(PROBLEM):
The records below must be transcribed exactly. Do not include the pictures.

(SOURCE RECORDS):
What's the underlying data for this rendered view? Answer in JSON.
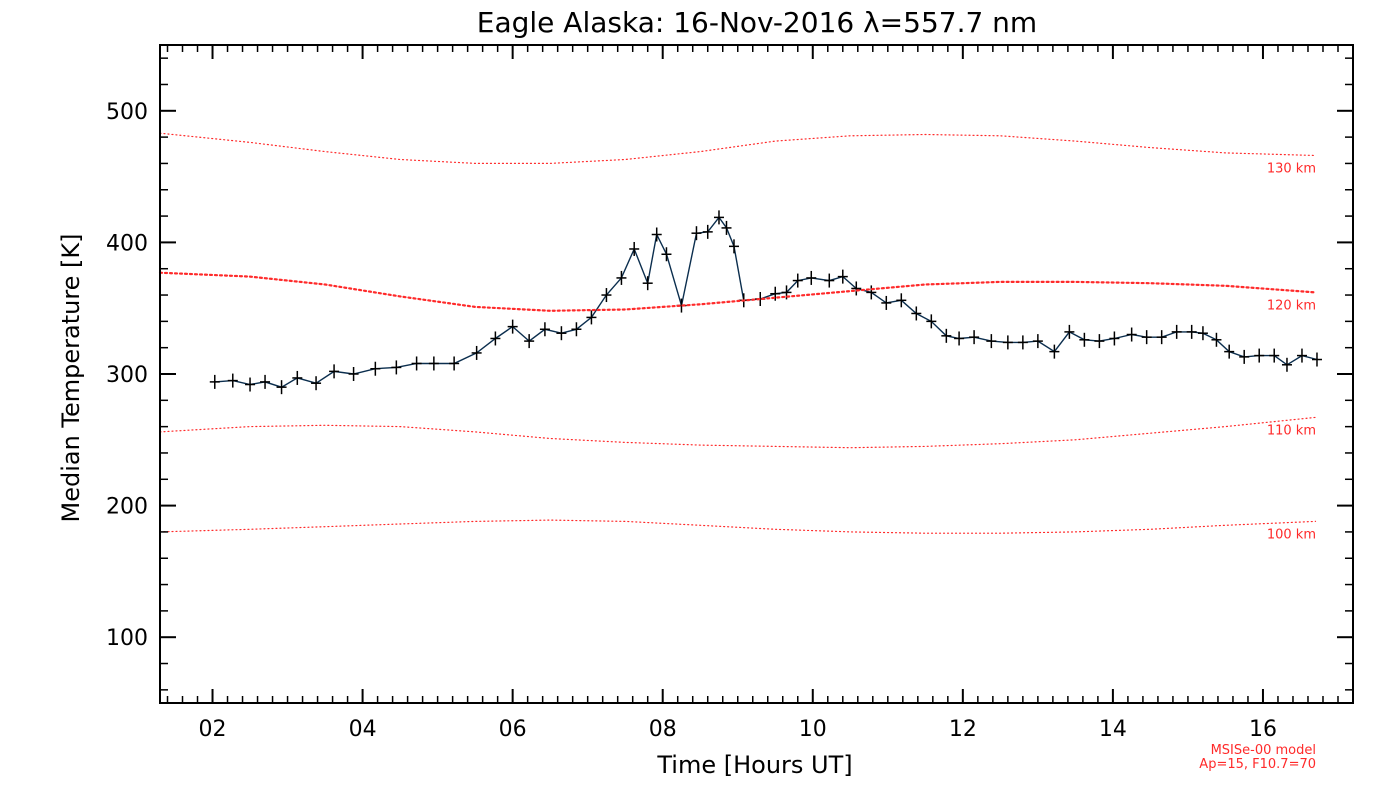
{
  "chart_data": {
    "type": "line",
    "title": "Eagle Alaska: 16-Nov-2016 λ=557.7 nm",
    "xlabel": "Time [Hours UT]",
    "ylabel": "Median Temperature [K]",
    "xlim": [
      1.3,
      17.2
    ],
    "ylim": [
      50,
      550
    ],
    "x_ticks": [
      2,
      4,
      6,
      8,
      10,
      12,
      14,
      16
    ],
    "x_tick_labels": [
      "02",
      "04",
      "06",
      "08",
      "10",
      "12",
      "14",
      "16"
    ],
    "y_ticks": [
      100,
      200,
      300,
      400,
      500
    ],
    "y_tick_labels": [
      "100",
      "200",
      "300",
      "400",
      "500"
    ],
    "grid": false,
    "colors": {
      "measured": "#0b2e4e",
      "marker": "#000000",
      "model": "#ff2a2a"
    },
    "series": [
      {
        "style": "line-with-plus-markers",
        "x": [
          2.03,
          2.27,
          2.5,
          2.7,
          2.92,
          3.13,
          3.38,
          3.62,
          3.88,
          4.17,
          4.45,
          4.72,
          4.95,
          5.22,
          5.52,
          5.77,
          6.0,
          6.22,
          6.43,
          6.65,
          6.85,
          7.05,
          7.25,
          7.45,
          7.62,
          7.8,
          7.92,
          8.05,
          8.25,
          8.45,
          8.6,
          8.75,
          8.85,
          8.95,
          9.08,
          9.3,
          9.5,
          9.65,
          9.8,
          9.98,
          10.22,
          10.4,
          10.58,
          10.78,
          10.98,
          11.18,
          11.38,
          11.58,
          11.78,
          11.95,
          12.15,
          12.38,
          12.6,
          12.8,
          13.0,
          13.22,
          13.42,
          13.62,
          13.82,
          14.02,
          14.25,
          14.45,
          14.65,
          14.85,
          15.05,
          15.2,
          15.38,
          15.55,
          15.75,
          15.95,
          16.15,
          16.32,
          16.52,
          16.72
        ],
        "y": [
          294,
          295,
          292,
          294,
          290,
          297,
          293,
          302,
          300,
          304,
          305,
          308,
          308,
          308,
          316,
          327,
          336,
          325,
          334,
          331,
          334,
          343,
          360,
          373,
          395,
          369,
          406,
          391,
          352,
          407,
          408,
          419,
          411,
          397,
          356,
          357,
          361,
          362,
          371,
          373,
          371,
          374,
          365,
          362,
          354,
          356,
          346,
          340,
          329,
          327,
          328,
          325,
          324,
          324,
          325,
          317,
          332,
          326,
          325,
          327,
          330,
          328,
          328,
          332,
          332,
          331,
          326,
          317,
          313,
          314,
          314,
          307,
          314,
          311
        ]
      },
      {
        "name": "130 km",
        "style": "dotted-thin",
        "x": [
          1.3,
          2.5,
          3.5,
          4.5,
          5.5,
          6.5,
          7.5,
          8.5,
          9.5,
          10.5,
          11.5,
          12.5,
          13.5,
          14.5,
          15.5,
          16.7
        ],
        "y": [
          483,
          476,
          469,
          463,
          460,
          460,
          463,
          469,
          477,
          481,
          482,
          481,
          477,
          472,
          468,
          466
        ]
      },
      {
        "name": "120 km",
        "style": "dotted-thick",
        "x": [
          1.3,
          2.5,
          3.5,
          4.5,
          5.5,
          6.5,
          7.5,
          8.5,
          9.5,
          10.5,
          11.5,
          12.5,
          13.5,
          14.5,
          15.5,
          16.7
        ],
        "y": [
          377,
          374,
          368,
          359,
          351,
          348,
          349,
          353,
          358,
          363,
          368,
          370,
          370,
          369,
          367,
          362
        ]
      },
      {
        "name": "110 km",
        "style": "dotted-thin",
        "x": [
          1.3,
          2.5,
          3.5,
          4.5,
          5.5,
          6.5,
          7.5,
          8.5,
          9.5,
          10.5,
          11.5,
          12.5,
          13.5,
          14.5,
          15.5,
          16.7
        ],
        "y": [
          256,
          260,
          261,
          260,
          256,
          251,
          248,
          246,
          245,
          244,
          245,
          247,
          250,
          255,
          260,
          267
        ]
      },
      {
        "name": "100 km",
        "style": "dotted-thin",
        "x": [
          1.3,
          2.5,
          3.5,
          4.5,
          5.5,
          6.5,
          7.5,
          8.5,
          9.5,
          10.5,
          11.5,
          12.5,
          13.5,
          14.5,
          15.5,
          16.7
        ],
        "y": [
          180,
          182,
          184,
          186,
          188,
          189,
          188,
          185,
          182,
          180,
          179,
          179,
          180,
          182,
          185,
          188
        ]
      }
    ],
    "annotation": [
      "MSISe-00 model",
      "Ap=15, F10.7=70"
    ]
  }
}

(TASK RESULT):
What's the underlying data for this rendered view? Answer in JSON.
{
  "chart_data": {
    "type": "line",
    "title": "Eagle Alaska: 16-Nov-2016 λ=557.7 nm",
    "xlabel": "Time [Hours UT]",
    "ylabel": "Median Temperature [K]",
    "xlim": [
      1.3,
      17.2
    ],
    "ylim": [
      50,
      550
    ],
    "x_ticks": [
      2,
      4,
      6,
      8,
      10,
      12,
      14,
      16
    ],
    "x_tick_labels": [
      "02",
      "04",
      "06",
      "08",
      "10",
      "12",
      "14",
      "16"
    ],
    "y_ticks": [
      100,
      200,
      300,
      400,
      500
    ],
    "y_tick_labels": [
      "100",
      "200",
      "300",
      "400",
      "500"
    ],
    "grid": false,
    "colors": {
      "measured": "#0b2e4e",
      "marker": "#000000",
      "model": "#ff2a2a"
    },
    "series": [
      {
        "style": "line-with-plus-markers",
        "x": [
          2.03,
          2.27,
          2.5,
          2.7,
          2.92,
          3.13,
          3.38,
          3.62,
          3.88,
          4.17,
          4.45,
          4.72,
          4.95,
          5.22,
          5.52,
          5.77,
          6.0,
          6.22,
          6.43,
          6.65,
          6.85,
          7.05,
          7.25,
          7.45,
          7.62,
          7.8,
          7.92,
          8.05,
          8.25,
          8.45,
          8.6,
          8.75,
          8.85,
          8.95,
          9.08,
          9.3,
          9.5,
          9.65,
          9.8,
          9.98,
          10.22,
          10.4,
          10.58,
          10.78,
          10.98,
          11.18,
          11.38,
          11.58,
          11.78,
          11.95,
          12.15,
          12.38,
          12.6,
          12.8,
          13.0,
          13.22,
          13.42,
          13.62,
          13.82,
          14.02,
          14.25,
          14.45,
          14.65,
          14.85,
          15.05,
          15.2,
          15.38,
          15.55,
          15.75,
          15.95,
          16.15,
          16.32,
          16.52,
          16.72
        ],
        "y": [
          294,
          295,
          292,
          294,
          290,
          297,
          293,
          302,
          300,
          304,
          305,
          308,
          308,
          308,
          316,
          327,
          336,
          325,
          334,
          331,
          334,
          343,
          360,
          373,
          395,
          369,
          406,
          391,
          352,
          407,
          408,
          419,
          411,
          397,
          356,
          357,
          361,
          362,
          371,
          373,
          371,
          374,
          365,
          362,
          354,
          356,
          346,
          340,
          329,
          327,
          328,
          325,
          324,
          324,
          325,
          317,
          332,
          326,
          325,
          327,
          330,
          328,
          328,
          332,
          332,
          331,
          326,
          317,
          313,
          314,
          314,
          307,
          314,
          311
        ]
      },
      {
        "name": "130 km",
        "style": "dotted-thin",
        "x": [
          1.3,
          2.5,
          3.5,
          4.5,
          5.5,
          6.5,
          7.5,
          8.5,
          9.5,
          10.5,
          11.5,
          12.5,
          13.5,
          14.5,
          15.5,
          16.7
        ],
        "y": [
          483,
          476,
          469,
          463,
          460,
          460,
          463,
          469,
          477,
          481,
          482,
          481,
          477,
          472,
          468,
          466
        ]
      },
      {
        "name": "120 km",
        "style": "dotted-thick",
        "x": [
          1.3,
          2.5,
          3.5,
          4.5,
          5.5,
          6.5,
          7.5,
          8.5,
          9.5,
          10.5,
          11.5,
          12.5,
          13.5,
          14.5,
          15.5,
          16.7
        ],
        "y": [
          377,
          374,
          368,
          359,
          351,
          348,
          349,
          353,
          358,
          363,
          368,
          370,
          370,
          369,
          367,
          362
        ]
      },
      {
        "name": "110 km",
        "style": "dotted-thin",
        "x": [
          1.3,
          2.5,
          3.5,
          4.5,
          5.5,
          6.5,
          7.5,
          8.5,
          9.5,
          10.5,
          11.5,
          12.5,
          13.5,
          14.5,
          15.5,
          16.7
        ],
        "y": [
          256,
          260,
          261,
          260,
          256,
          251,
          248,
          246,
          245,
          244,
          245,
          247,
          250,
          255,
          260,
          267
        ]
      },
      {
        "name": "100 km",
        "style": "dotted-thin",
        "x": [
          1.3,
          2.5,
          3.5,
          4.5,
          5.5,
          6.5,
          7.5,
          8.5,
          9.5,
          10.5,
          11.5,
          12.5,
          13.5,
          14.5,
          15.5,
          16.7
        ],
        "y": [
          180,
          182,
          184,
          186,
          188,
          189,
          188,
          185,
          182,
          180,
          179,
          179,
          180,
          182,
          185,
          188
        ]
      }
    ],
    "annotation": [
      "MSISe-00 model",
      "Ap=15, F10.7=70"
    ]
  }
}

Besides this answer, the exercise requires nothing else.